• Dataset entries
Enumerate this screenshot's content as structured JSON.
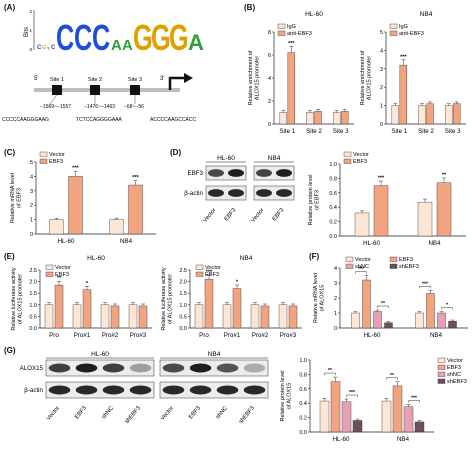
{
  "colors": {
    "control": "#fde6d6",
    "treat": "#f2a37f",
    "shnc": "#e7a0b4",
    "shebf3": "#6b4f5c",
    "axis": "#222222"
  },
  "panels": {
    "A": {
      "letter": "(A)",
      "logo_axis": "Bits",
      "logo_ticks": [
        "2",
        "1",
        "0"
      ],
      "axis_left": "5'",
      "axis_right": "3'",
      "sites": [
        {
          "label": "Site 1",
          "range": "−1569~−1557",
          "seq": "CCCCCAAGGGAAG"
        },
        {
          "label": "Site 2",
          "range": "−1476~−1463",
          "seq": "TCTCCAGGGGAAA"
        },
        {
          "label": "Site 3",
          "range": "−68~−56",
          "seq": "ACCCCAAGCCACC"
        }
      ]
    },
    "B": {
      "letter": "(B)",
      "ylabel": "Relative enrichment of ALOX15 promoter",
      "charts": [
        {
          "title": "HL-60",
          "legend": [
            "IgG",
            "anti-EBF3"
          ],
          "ylim": [
            0,
            8
          ],
          "yticks": [
            "0",
            "2",
            "4",
            "6",
            "8"
          ],
          "categories": [
            "Site 1",
            "Site 2",
            "Site 3"
          ],
          "series": [
            {
              "name": "IgG",
              "values": [
                1.0,
                1.0,
                1.0
              ]
            },
            {
              "name": "anti-EBF3",
              "values": [
                6.2,
                1.1,
                1.1
              ]
            }
          ],
          "annotations": [
            "***",
            "",
            ""
          ]
        },
        {
          "title": "NB4",
          "legend": [
            "IgG",
            "anti-EBF3"
          ],
          "ylim": [
            0,
            5
          ],
          "yticks": [
            "0",
            "1",
            "2",
            "3",
            "4",
            "5"
          ],
          "categories": [
            "Site 1",
            "Site 2",
            "Site 3"
          ],
          "series": [
            {
              "name": "IgG",
              "values": [
                1.0,
                1.0,
                1.0
              ]
            },
            {
              "name": "anti-EBF3",
              "values": [
                3.2,
                1.1,
                1.1
              ]
            }
          ],
          "annotations": [
            "***",
            "",
            ""
          ]
        }
      ]
    },
    "C": {
      "letter": "(C)",
      "ylabel": "Relative mRNA level of EBF3",
      "legend": [
        "Vector",
        "EBF3"
      ],
      "ylim": [
        0,
        5
      ],
      "yticks": [
        "0",
        "1",
        "2",
        "3",
        "4",
        "5"
      ],
      "categories": [
        "HL-60",
        "NB4"
      ],
      "series": [
        {
          "name": "Vector",
          "values": [
            1.0,
            1.0
          ]
        },
        {
          "name": "EBF3",
          "values": [
            4.0,
            3.4
          ]
        }
      ],
      "annotations": [
        "***",
        "***"
      ]
    },
    "D": {
      "letter": "(D)",
      "blot_titles": [
        "HL-60",
        "NB4"
      ],
      "row_labels": [
        "EBF3",
        "β-actin"
      ],
      "lane_labels": [
        "Vector",
        "EBF3",
        "Vector",
        "EBF3"
      ],
      "ylabel": "Relative protein level of EBF3",
      "legend": [
        "Vector",
        "EBF3"
      ],
      "ylim": [
        0,
        1.0
      ],
      "yticks": [
        "0.0",
        "0.2",
        "0.4",
        "0.6",
        "0.8",
        "1.0"
      ],
      "categories": [
        "HL-60",
        "NB4"
      ],
      "series": [
        {
          "name": "Vector",
          "values": [
            0.32,
            0.47
          ]
        },
        {
          "name": "EBF3",
          "values": [
            0.7,
            0.74
          ]
        }
      ],
      "annotations": [
        "***",
        "**"
      ]
    },
    "E": {
      "letter": "(E)",
      "ylabel": "Relative luciferase activity of ALOX15 promoter",
      "charts": [
        {
          "title": "HL-60",
          "legend": [
            "Vector",
            "EBF3"
          ],
          "ylim": [
            0,
            2.5
          ],
          "yticks": [
            "0.0",
            "0.5",
            "1.0",
            "1.5",
            "2.0",
            "2.5"
          ],
          "categories": [
            "Pro",
            "Pro#1",
            "Pro#2",
            "Pro#3"
          ],
          "series": [
            {
              "name": "Vector",
              "values": [
                1.0,
                1.0,
                1.0,
                1.0
              ]
            },
            {
              "name": "EBF3",
              "values": [
                1.85,
                1.65,
                0.95,
                0.95
              ]
            }
          ],
          "annotations": [
            "**",
            "*",
            "",
            ""
          ]
        },
        {
          "title": "NB4",
          "legend": [
            "Vector",
            "EBF3"
          ],
          "ylim": [
            0,
            2.5
          ],
          "yticks": [
            "0.0",
            "0.5",
            "1.0",
            "1.5",
            "2.0",
            "2.5"
          ],
          "categories": [
            "Pro",
            "Pro#1",
            "Pro#2",
            "Pro#3"
          ],
          "series": [
            {
              "name": "Vector",
              "values": [
                1.0,
                1.0,
                1.0,
                1.0
              ]
            },
            {
              "name": "EBF3",
              "values": [
                2.1,
                1.7,
                0.95,
                0.95
              ]
            }
          ],
          "annotations": [
            "***",
            "*",
            "",
            ""
          ]
        }
      ]
    },
    "F": {
      "letter": "(F)",
      "ylabel": "Relative mRNA level of ALOX15",
      "legend": [
        "Vector",
        "EBF3",
        "shNC",
        "shEBF3"
      ],
      "ylim": [
        0,
        4
      ],
      "yticks": [
        "0",
        "1",
        "2",
        "3",
        "4"
      ],
      "categories": [
        "HL-60",
        "NB4"
      ],
      "series": [
        {
          "name": "Vector",
          "values": [
            1.0,
            1.0
          ]
        },
        {
          "name": "EBF3",
          "values": [
            3.2,
            2.3
          ]
        },
        {
          "name": "shNC",
          "values": [
            1.1,
            1.0
          ]
        },
        {
          "name": "shEBF3",
          "values": [
            0.35,
            0.45
          ]
        }
      ],
      "brackets": [
        [
          "***",
          "**"
        ],
        [
          "***",
          "*"
        ]
      ]
    },
    "G": {
      "letter": "(G)",
      "blot_titles": [
        "HL-60",
        "NB4"
      ],
      "row_labels": [
        "ALOX15",
        "β-actin"
      ],
      "lane_labels": [
        "Vector",
        "EBF3",
        "shNC",
        "shEBF3",
        "Vector",
        "EBF3",
        "shNC",
        "shEBF3"
      ],
      "ylabel": "Relative protein level of ALOX15",
      "legend": [
        "Vector",
        "EBF3",
        "shNC",
        "shEBF3"
      ],
      "ylim": [
        0,
        1.0
      ],
      "yticks": [
        "0.0",
        "0.2",
        "0.4",
        "0.6",
        "0.8",
        "1.0"
      ],
      "categories": [
        "HL-60",
        "NB4"
      ],
      "series": [
        {
          "name": "Vector",
          "values": [
            0.43,
            0.43
          ]
        },
        {
          "name": "EBF3",
          "values": [
            0.7,
            0.64
          ]
        },
        {
          "name": "shNC",
          "values": [
            0.42,
            0.35
          ]
        },
        {
          "name": "shEBF3",
          "values": [
            0.16,
            0.14
          ]
        }
      ],
      "brackets": [
        [
          "**",
          "***"
        ],
        [
          "**",
          "***"
        ]
      ]
    }
  }
}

• Activity
Reproduce the entries above exactly. Do not include the images.

• Solved exercise
Enumerate this screenshot's content as structured JSON.
{
  "colors": {
    "control": "#fde6d6",
    "treat": "#f2a37f",
    "shnc": "#e7a0b4",
    "shebf3": "#6b4f5c",
    "axis": "#222222"
  },
  "panels": {
    "A": {
      "letter": "(A)",
      "logo_axis": "Bits",
      "logo_ticks": [
        "2",
        "1",
        "0"
      ],
      "axis_left": "5'",
      "axis_right": "3'",
      "sites": [
        {
          "label": "Site 1",
          "range": "−1569~−1557",
          "seq": "CCCCCAAGGGAAG"
        },
        {
          "label": "Site 2",
          "range": "−1476~−1463",
          "seq": "TCTCCAGGGGAAA"
        },
        {
          "label": "Site 3",
          "range": "−68~−56",
          "seq": "ACCCCAAGCCACC"
        }
      ]
    },
    "B": {
      "letter": "(B)",
      "ylabel": "Relative enrichment of ALOX15 promoter",
      "charts": [
        {
          "title": "HL-60",
          "legend": [
            "IgG",
            "anti-EBF3"
          ],
          "ylim": [
            0,
            8
          ],
          "yticks": [
            "0",
            "2",
            "4",
            "6",
            "8"
          ],
          "categories": [
            "Site 1",
            "Site 2",
            "Site 3"
          ],
          "series": [
            {
              "name": "IgG",
              "values": [
                1.0,
                1.0,
                1.0
              ]
            },
            {
              "name": "anti-EBF3",
              "values": [
                6.2,
                1.1,
                1.1
              ]
            }
          ],
          "annotations": [
            "***",
            "",
            ""
          ]
        },
        {
          "title": "NB4",
          "legend": [
            "IgG",
            "anti-EBF3"
          ],
          "ylim": [
            0,
            5
          ],
          "yticks": [
            "0",
            "1",
            "2",
            "3",
            "4",
            "5"
          ],
          "categories": [
            "Site 1",
            "Site 2",
            "Site 3"
          ],
          "series": [
            {
              "name": "IgG",
              "values": [
                1.0,
                1.0,
                1.0
              ]
            },
            {
              "name": "anti-EBF3",
              "values": [
                3.2,
                1.1,
                1.1
              ]
            }
          ],
          "annotations": [
            "***",
            "",
            ""
          ]
        }
      ]
    },
    "C": {
      "letter": "(C)",
      "ylabel": "Relative mRNA level of EBF3",
      "legend": [
        "Vector",
        "EBF3"
      ],
      "ylim": [
        0,
        5
      ],
      "yticks": [
        "0",
        "1",
        "2",
        "3",
        "4",
        "5"
      ],
      "categories": [
        "HL-60",
        "NB4"
      ],
      "series": [
        {
          "name": "Vector",
          "values": [
            1.0,
            1.0
          ]
        },
        {
          "name": "EBF3",
          "values": [
            4.0,
            3.4
          ]
        }
      ],
      "annotations": [
        "***",
        "***"
      ]
    },
    "D": {
      "letter": "(D)",
      "blot_titles": [
        "HL-60",
        "NB4"
      ],
      "row_labels": [
        "EBF3",
        "β-actin"
      ],
      "lane_labels": [
        "Vector",
        "EBF3",
        "Vector",
        "EBF3"
      ],
      "ylabel": "Relative protein level of EBF3",
      "legend": [
        "Vector",
        "EBF3"
      ],
      "ylim": [
        0,
        1.0
      ],
      "yticks": [
        "0.0",
        "0.2",
        "0.4",
        "0.6",
        "0.8",
        "1.0"
      ],
      "categories": [
        "HL-60",
        "NB4"
      ],
      "series": [
        {
          "name": "Vector",
          "values": [
            0.32,
            0.47
          ]
        },
        {
          "name": "EBF3",
          "values": [
            0.7,
            0.74
          ]
        }
      ],
      "annotations": [
        "***",
        "**"
      ]
    },
    "E": {
      "letter": "(E)",
      "ylabel": "Relative luciferase activity of ALOX15 promoter",
      "charts": [
        {
          "title": "HL-60",
          "legend": [
            "Vector",
            "EBF3"
          ],
          "ylim": [
            0,
            2.5
          ],
          "yticks": [
            "0.0",
            "0.5",
            "1.0",
            "1.5",
            "2.0",
            "2.5"
          ],
          "categories": [
            "Pro",
            "Pro#1",
            "Pro#2",
            "Pro#3"
          ],
          "series": [
            {
              "name": "Vector",
              "values": [
                1.0,
                1.0,
                1.0,
                1.0
              ]
            },
            {
              "name": "EBF3",
              "values": [
                1.85,
                1.65,
                0.95,
                0.95
              ]
            }
          ],
          "annotations": [
            "**",
            "*",
            "",
            ""
          ]
        },
        {
          "title": "NB4",
          "legend": [
            "Vector",
            "EBF3"
          ],
          "ylim": [
            0,
            2.5
          ],
          "yticks": [
            "0.0",
            "0.5",
            "1.0",
            "1.5",
            "2.0",
            "2.5"
          ],
          "categories": [
            "Pro",
            "Pro#1",
            "Pro#2",
            "Pro#3"
          ],
          "series": [
            {
              "name": "Vector",
              "values": [
                1.0,
                1.0,
                1.0,
                1.0
              ]
            },
            {
              "name": "EBF3",
              "values": [
                2.1,
                1.7,
                0.95,
                0.95
              ]
            }
          ],
          "annotations": [
            "***",
            "*",
            "",
            ""
          ]
        }
      ]
    },
    "F": {
      "letter": "(F)",
      "ylabel": "Relative mRNA level of ALOX15",
      "legend": [
        "Vector",
        "EBF3",
        "shNC",
        "shEBF3"
      ],
      "ylim": [
        0,
        4
      ],
      "yticks": [
        "0",
        "1",
        "2",
        "3",
        "4"
      ],
      "categories": [
        "HL-60",
        "NB4"
      ],
      "series": [
        {
          "name": "Vector",
          "values": [
            1.0,
            1.0
          ]
        },
        {
          "name": "EBF3",
          "values": [
            3.2,
            2.3
          ]
        },
        {
          "name": "shNC",
          "values": [
            1.1,
            1.0
          ]
        },
        {
          "name": "shEBF3",
          "values": [
            0.35,
            0.45
          ]
        }
      ],
      "brackets": [
        [
          "***",
          "**"
        ],
        [
          "***",
          "*"
        ]
      ]
    },
    "G": {
      "letter": "(G)",
      "blot_titles": [
        "HL-60",
        "NB4"
      ],
      "row_labels": [
        "ALOX15",
        "β-actin"
      ],
      "lane_labels": [
        "Vector",
        "EBF3",
        "shNC",
        "shEBF3",
        "Vector",
        "EBF3",
        "shNC",
        "shEBF3"
      ],
      "ylabel": "Relative protein level of ALOX15",
      "legend": [
        "Vector",
        "EBF3",
        "shNC",
        "shEBF3"
      ],
      "ylim": [
        0,
        1.0
      ],
      "yticks": [
        "0.0",
        "0.2",
        "0.4",
        "0.6",
        "0.8",
        "1.0"
      ],
      "categories": [
        "HL-60",
        "NB4"
      ],
      "series": [
        {
          "name": "Vector",
          "values": [
            0.43,
            0.43
          ]
        },
        {
          "name": "EBF3",
          "values": [
            0.7,
            0.64
          ]
        },
        {
          "name": "shNC",
          "values": [
            0.42,
            0.35
          ]
        },
        {
          "name": "shEBF3",
          "values": [
            0.16,
            0.14
          ]
        }
      ],
      "brackets": [
        [
          "**",
          "***"
        ],
        [
          "**",
          "***"
        ]
      ]
    }
  }
}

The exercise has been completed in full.